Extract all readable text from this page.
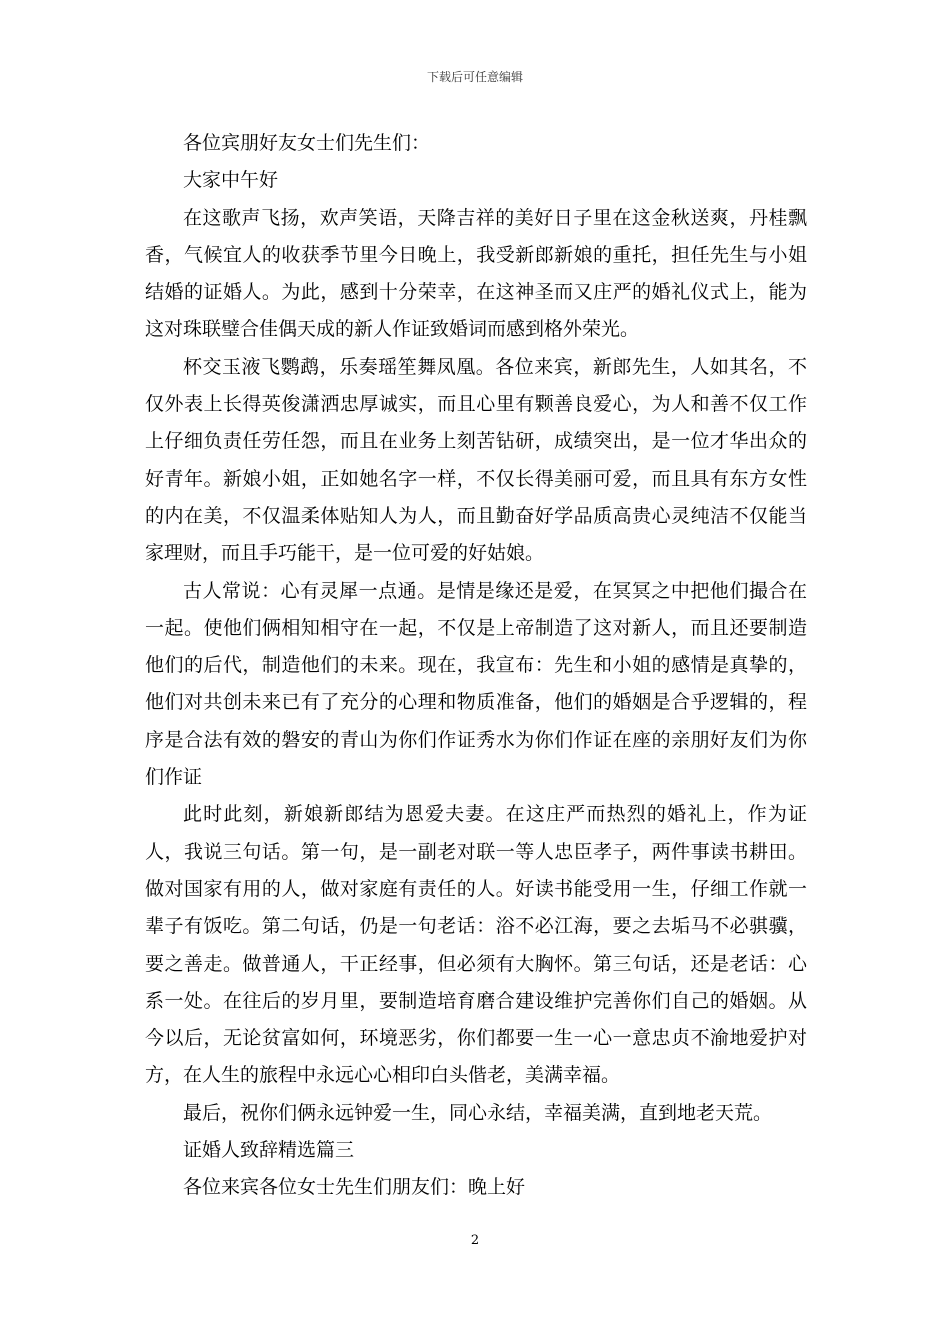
下载后可任意编辑

各位宾朋好友女士们先生们：

大家中午好

在这歌声飞扬，欢声笑语，天降吉祥的美好日子里在这金秋送爽，丹桂飘香，气候宜人的收获季节里今日晚上，我受新郎新娘的重托，担任先生与小姐结婚的证婚人。为此，感到十分荣幸，在这神圣而又庄严的婚礼仪式上，能为这对珠联璧合佳偶天成的新人作证致婚词而感到格外荣光。

杯交玉液飞鹦鹉，乐奏瑶笙舞凤凰。各位来宾，新郎先生，人如其名，不仅外表上长得英俊潇洒忠厚诚实，而且心里有颗善良爱心，为人和善不仅工作上仔细负责任劳任怨，而且在业务上刻苦钻研，成绩突出，是一位才华出众的好青年。新娘小姐，正如她名字一样，不仅长得美丽可爱，而且具有东方女性的内在美，不仅温柔体贴知人为人，而且勤奋好学品质高贵心灵纯洁不仅能当家理财，而且手巧能干，是一位可爱的好姑娘。

古人常说：心有灵犀一点通。是情是缘还是爱，在冥冥之中把他们撮合在一起。使他们俩相知相守在一起，不仅是上帝制造了这对新人，而且还要制造他们的后代，制造他们的未来。现在，我宣布：先生和小姐的感情是真挚的，他们对共创未来已有了充分的心理和物质准备，他们的婚姻是合乎逻辑的，程序是合法有效的磐安的青山为你们作证秀水为你们作证在座的亲朋好友们为你们作证

此时此刻，新娘新郎结为恩爱夫妻。在这庄严而热烈的婚礼上，作为证人，我说三句话。第一句，是一副老对联一等人忠臣孝子，两件事读书耕田。做对国家有用的人，做对家庭有责任的人。好读书能受用一生，仔细工作就一辈子有饭吃。第二句话，仍是一句老话：浴不必江海，要之去垢马不必骐骥，要之善走。做普通人，干正经事，但必须有大胸怀。第三句话，还是老话：心系一处。在往后的岁月里，要制造培育磨合建设维护完善你们自己的婚姻。从今以后，无论贫富如何，环境恶劣，你们都要一生一心一意忠贞不渝地爱护对方，在人生的旅程中永远心心相印白头偕老，美满幸福。

最后，祝你们俩永远钟爱一生，同心永结，幸福美满，直到地老天荒。

证婚人致辞精选篇三

各位来宾各位女士先生们朋友们：晚上好

2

_Requirements_
Transcribe the records word for word and include no pictures.

_Finished exercise_
Extract all readable text from this page.
下载后可任意编辑

各位宾朋好友女士们先生们：

大家中午好

在这歌声飞扬，欢声笑语，天降吉祥的美好日子里在这金秋送爽，丹桂飘香，气候宜人的收获季节里今日晚上，我受新郎新娘的重托，担任先生与小姐结婚的证婚人。为此，感到十分荣幸，在这神圣而又庄严的婚礼仪式上，能为这对珠联璧合佳偶天成的新人作证致婚词而感到格外荣光。

杯交玉液飞鹦鹉，乐奏瑶笙舞凤凰。各位来宾，新郎先生，人如其名，不仅外表上长得英俊潇洒忠厚诚实，而且心里有颗善良爱心，为人和善不仅工作上仔细负责任劳任怨，而且在业务上刻苦钻研，成绩突出，是一位才华出众的好青年。新娘小姐，正如她名字一样，不仅长得美丽可爱，而且具有东方女性的内在美，不仅温柔体贴知人为人，而且勤奋好学品质高贵心灵纯洁不仅能当家理财，而且手巧能干，是一位可爱的好姑娘。

古人常说：心有灵犀一点通。是情是缘还是爱，在冥冥之中把他们撮合在一起。使他们俩相知相守在一起，不仅是上帝制造了这对新人，而且还要制造他们的后代，制造他们的未来。现在，我宣布：先生和小姐的感情是真挚的，他们对共创未来已有了充分的心理和物质准备，他们的婚姻是合乎逻辑的，程序是合法有效的磐安的青山为你们作证秀水为你们作证在座的亲朋好友们为你们作证

此时此刻，新娘新郎结为恩爱夫妻。在这庄严而热烈的婚礼上，作为证人，我说三句话。第一句，是一副老对联一等人忠臣孝子，两件事读书耕田。做对国家有用的人，做对家庭有责任的人。好读书能受用一生，仔细工作就一辈子有饭吃。第二句话，仍是一句老话：浴不必江海，要之去垢马不必骐骥，要之善走。做普通人，干正经事，但必须有大胸怀。第三句话，还是老话：心系一处。在往后的岁月里，要制造培育磨合建设维护完善你们自己的婚姻。从今以后，无论贫富如何，环境恶劣，你们都要一生一心一意忠贞不渝地爱护对方，在人生的旅程中永远心心相印白头偕老，美满幸福。

最后，祝你们俩永远钟爱一生，同心永结，幸福美满，直到地老天荒。

证婚人致辞精选篇三

各位来宾各位女士先生们朋友们：晚上好

2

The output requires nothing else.